▶ [AIM OF THE TASK] Reproduce the items below without alteration, beginning with the line containing "Decompose this screenshot" and continuing through the line containing "svg-text:7: 7 [745,135,756,158]", and omit the pictures from your answer.

----- DATASET CONTENT -----

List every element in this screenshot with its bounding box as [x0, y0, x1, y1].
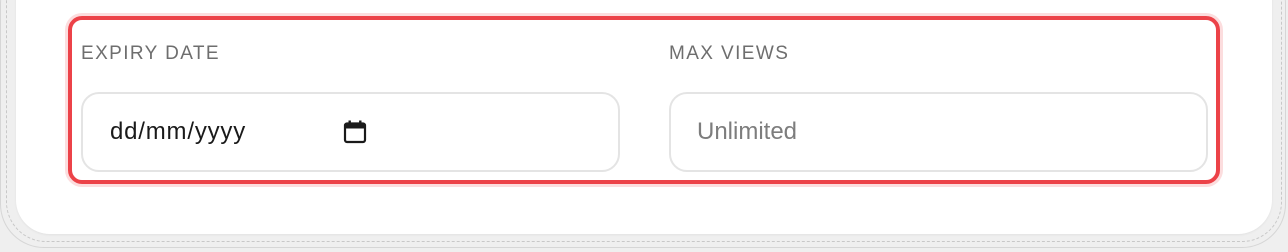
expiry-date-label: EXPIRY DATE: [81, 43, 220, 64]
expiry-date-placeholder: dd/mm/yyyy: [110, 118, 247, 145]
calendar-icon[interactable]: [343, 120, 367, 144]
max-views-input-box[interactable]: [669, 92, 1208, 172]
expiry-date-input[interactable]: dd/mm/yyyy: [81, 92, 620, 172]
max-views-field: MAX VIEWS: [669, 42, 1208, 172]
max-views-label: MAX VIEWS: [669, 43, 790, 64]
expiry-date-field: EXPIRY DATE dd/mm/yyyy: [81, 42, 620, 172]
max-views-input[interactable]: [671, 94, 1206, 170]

-----
----- DATASET CONTENT -----

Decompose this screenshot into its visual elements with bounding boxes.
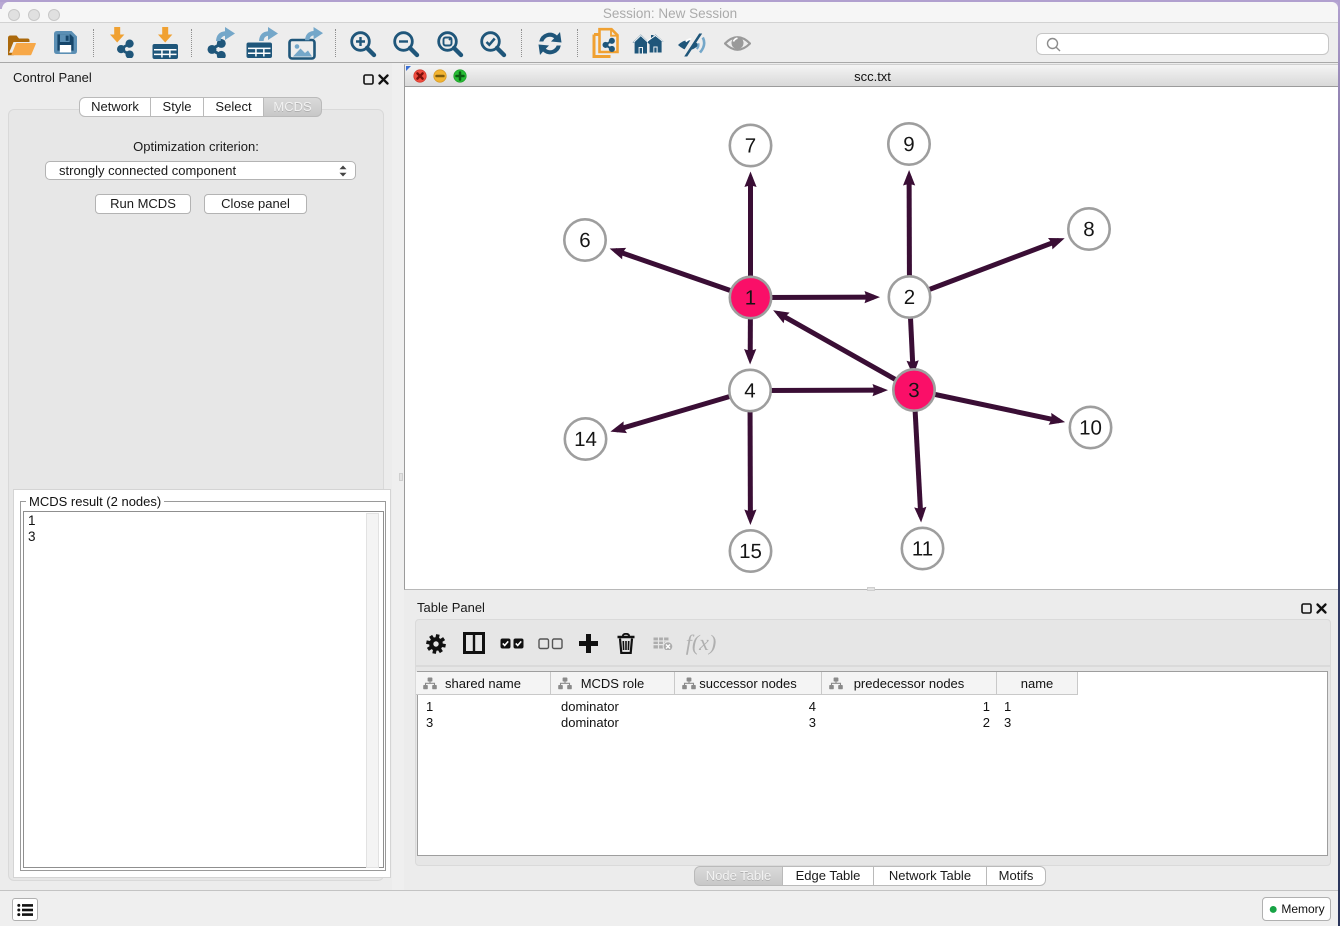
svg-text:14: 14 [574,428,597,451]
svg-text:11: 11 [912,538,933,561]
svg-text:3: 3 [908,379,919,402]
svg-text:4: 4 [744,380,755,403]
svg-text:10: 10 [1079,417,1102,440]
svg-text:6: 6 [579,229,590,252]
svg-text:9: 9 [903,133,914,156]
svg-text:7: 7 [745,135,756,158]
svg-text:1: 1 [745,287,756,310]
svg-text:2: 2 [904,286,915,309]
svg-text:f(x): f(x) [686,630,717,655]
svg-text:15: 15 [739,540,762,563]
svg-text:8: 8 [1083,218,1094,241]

-----

▶ [FULL SOLUTION]
Decompose this screenshot into its visual elements with bounding boxes.
svg-text:14: 14 [574,428,597,451]
svg-text:11: 11 [912,538,933,561]
svg-text:3: 3 [908,379,919,402]
svg-text:4: 4 [744,380,755,403]
svg-text:10: 10 [1079,417,1102,440]
svg-text:6: 6 [579,229,590,252]
svg-text:9: 9 [903,133,914,156]
svg-text:7: 7 [745,135,756,158]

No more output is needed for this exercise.